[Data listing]
..........

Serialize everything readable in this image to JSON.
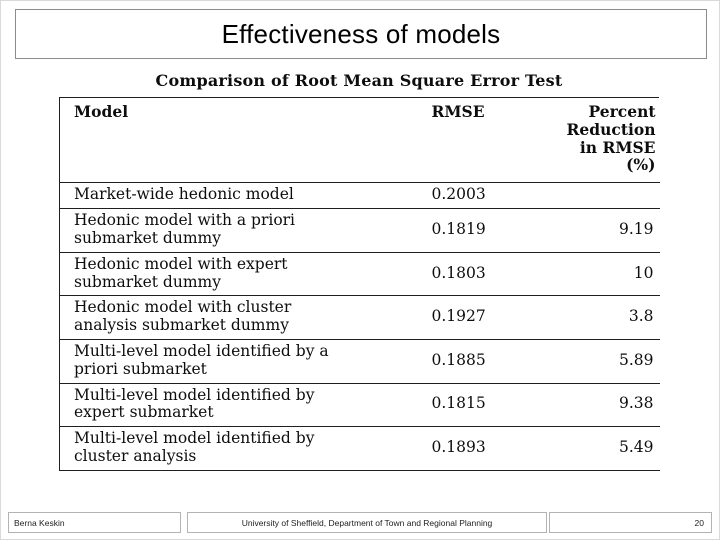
{
  "slide": {
    "title": "Effectiveness of models"
  },
  "table": {
    "caption": "Comparison of Root Mean Square Error Test",
    "columns": [
      "Model",
      "RMSE",
      "Percent Reduction in RMSE (%)"
    ],
    "rows": [
      {
        "model": "Market-wide hedonic model",
        "rmse": "0.2003",
        "percent_reduction": ""
      },
      {
        "model": "Hedonic model with a priori submarket dummy",
        "rmse": "0.1819",
        "percent_reduction": "9.19"
      },
      {
        "model": "Hedonic model with expert submarket dummy",
        "rmse": "0.1803",
        "percent_reduction": "10"
      },
      {
        "model": "Hedonic model with cluster analysis submarket dummy",
        "rmse": "0.1927",
        "percent_reduction": "3.8"
      },
      {
        "model": "Multi-level model identified by a priori submarket",
        "rmse": "0.1885",
        "percent_reduction": "5.89"
      },
      {
        "model": "Multi-level model identified by expert submarket",
        "rmse": "0.1815",
        "percent_reduction": "9.38"
      },
      {
        "model": "Multi-level model identified by cluster analysis",
        "rmse": "0.1893",
        "percent_reduction": "5.49"
      }
    ]
  },
  "footer": {
    "author": "Berna Keskin",
    "affiliation": "University of Sheffield, Department of Town and Regional Planning",
    "page_number": "20"
  },
  "colors": {
    "table_rule": "#1f1f1f",
    "title_border": "#8c8c8c",
    "footer_border": "#b3b3b3",
    "background": "#ffffff"
  }
}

..........

Scan the data above; copy every line where "analysis" appears.

        "model": "Hedonic model with cluster analysis submarket dummy",
        "model": "Multi-level model identified by cluster analysis",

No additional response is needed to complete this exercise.